* [Dataset entries]
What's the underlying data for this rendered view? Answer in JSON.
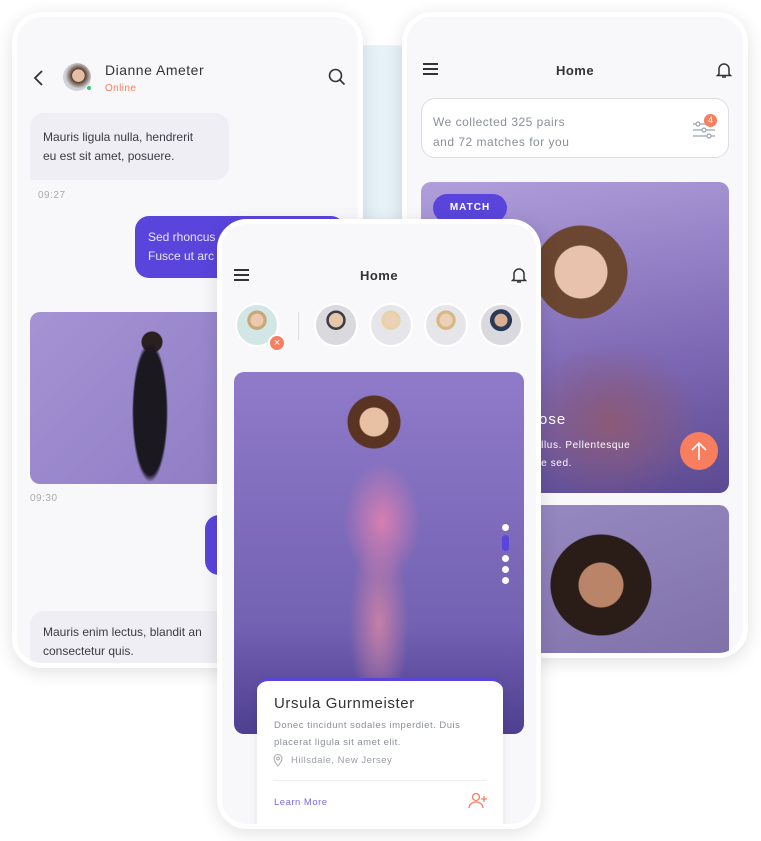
{
  "chat": {
    "contact_name": "Dianne Ameter",
    "status": "Online",
    "messages": [
      {
        "lines": [
          "Mauris ligula nulla, hendrerit",
          "eu est sit amet, posuere."
        ],
        "time": "09:27"
      },
      {
        "lines": [
          "Sed rhoncus",
          "Fusce ut arc"
        ]
      },
      {
        "time": "09:30"
      },
      {
        "lines": [
          "Mauris enim lectus, blandit an",
          "consectetur quis."
        ]
      }
    ]
  },
  "home_right": {
    "title": "Home",
    "summary_line1": "We collected 325 pairs",
    "summary_line2": "and 72 matches for you",
    "filter_badge": "4",
    "match_label": "MATCH",
    "card_name": "ose",
    "card_desc1": "ellus. Pellentesque",
    "card_desc2": "ue sed."
  },
  "home_center": {
    "title": "Home",
    "profile": {
      "name": "Ursula Gurnmeister",
      "desc1": "Donec tincidunt sodales imperdiet. Duis",
      "desc2": "placerat ligula sit amet elit.",
      "location": "Hillsdale, New Jersey",
      "learn_more": "Learn More"
    }
  },
  "colors": {
    "accent": "#5a45dc",
    "orange": "#f77e5e",
    "online": "#2ecc71"
  }
}
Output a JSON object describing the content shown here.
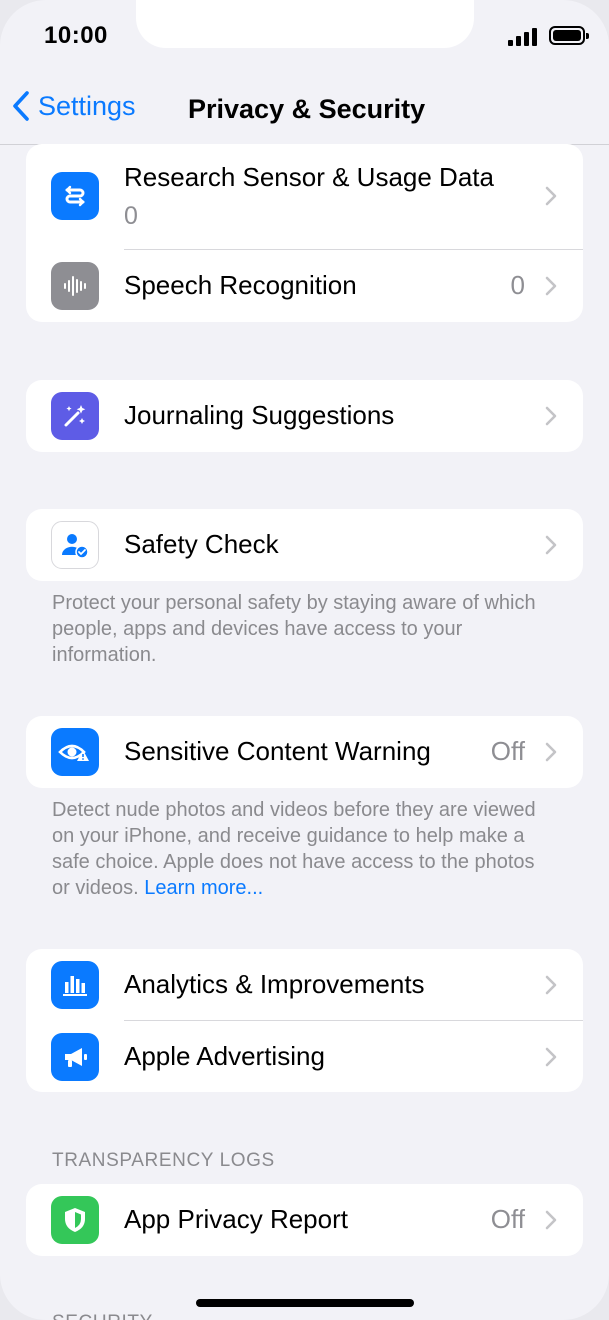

* [Short exercise]
Retype the data above exactly; pictures are not part of the copy.

* [Response for this exercise]
What's the underlying data for this rendered view? Answer in JSON.
{
  "chat": {
    "contact_name": "Dianne Ameter",
    "status": "Online",
    "messages": [
      {
        "lines": [
          "Mauris ligula nulla, hendrerit",
          "eu est sit amet, posuere."
        ],
        "time": "09:27"
      },
      {
        "lines": [
          "Sed rhoncus",
          "Fusce ut arc"
        ]
      },
      {
        "time": "09:30"
      },
      {
        "lines": [
          "Mauris enim lectus, blandit an",
          "consectetur quis."
        ]
      }
    ]
  },
  "home_right": {
    "title": "Home",
    "summary_line1": "We collected 325 pairs",
    "summary_line2": "and 72 matches for you",
    "filter_badge": "4",
    "match_label": "MATCH",
    "card_name": "ose",
    "card_desc1": "ellus. Pellentesque",
    "card_desc2": "ue sed."
  },
  "home_center": {
    "title": "Home",
    "profile": {
      "name": "Ursula Gurnmeister",
      "desc1": "Donec tincidunt sodales imperdiet. Duis",
      "desc2": "placerat ligula sit amet elit.",
      "location": "Hillsdale, New Jersey",
      "learn_more": "Learn More"
    }
  },
  "colors": {
    "accent": "#5a45dc",
    "orange": "#f77e5e",
    "online": "#2ecc71"
  }
}
Output a JSON object describing the content shown here.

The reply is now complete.